* _What is being asked_: Give, as a bare number, the count of lines that contain the word "Mode".

* _Data extract_:
□ □ □ □ □ □ □
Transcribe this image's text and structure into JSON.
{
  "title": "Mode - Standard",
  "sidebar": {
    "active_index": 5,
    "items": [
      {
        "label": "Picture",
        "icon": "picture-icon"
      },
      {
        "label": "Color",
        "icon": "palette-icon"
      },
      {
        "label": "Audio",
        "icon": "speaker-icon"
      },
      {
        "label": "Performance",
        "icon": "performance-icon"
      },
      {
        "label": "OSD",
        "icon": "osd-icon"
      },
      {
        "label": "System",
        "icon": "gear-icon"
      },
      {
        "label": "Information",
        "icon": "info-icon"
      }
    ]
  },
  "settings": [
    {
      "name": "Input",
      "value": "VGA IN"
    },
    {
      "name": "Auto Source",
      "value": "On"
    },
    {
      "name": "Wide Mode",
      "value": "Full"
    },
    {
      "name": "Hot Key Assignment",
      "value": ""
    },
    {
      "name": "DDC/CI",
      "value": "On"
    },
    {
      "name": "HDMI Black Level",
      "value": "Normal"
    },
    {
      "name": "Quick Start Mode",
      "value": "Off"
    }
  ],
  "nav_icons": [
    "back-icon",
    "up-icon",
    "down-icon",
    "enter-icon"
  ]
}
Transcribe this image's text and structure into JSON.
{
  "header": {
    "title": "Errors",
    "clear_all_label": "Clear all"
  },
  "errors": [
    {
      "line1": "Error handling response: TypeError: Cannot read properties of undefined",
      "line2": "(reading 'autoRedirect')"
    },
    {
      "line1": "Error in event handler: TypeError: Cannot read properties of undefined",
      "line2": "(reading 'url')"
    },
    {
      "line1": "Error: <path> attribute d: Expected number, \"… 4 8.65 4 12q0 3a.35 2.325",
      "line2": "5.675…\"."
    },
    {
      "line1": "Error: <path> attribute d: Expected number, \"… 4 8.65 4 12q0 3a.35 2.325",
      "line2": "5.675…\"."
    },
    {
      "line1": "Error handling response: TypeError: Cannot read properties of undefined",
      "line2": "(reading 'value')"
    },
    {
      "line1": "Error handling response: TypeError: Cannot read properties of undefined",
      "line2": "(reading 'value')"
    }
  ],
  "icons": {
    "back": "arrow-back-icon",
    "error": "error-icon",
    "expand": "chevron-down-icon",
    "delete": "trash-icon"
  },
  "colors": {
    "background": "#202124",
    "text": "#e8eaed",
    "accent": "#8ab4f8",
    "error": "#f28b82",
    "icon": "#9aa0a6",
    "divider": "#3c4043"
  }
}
□ □ □ □ □ □ □
* _Task solution_: 3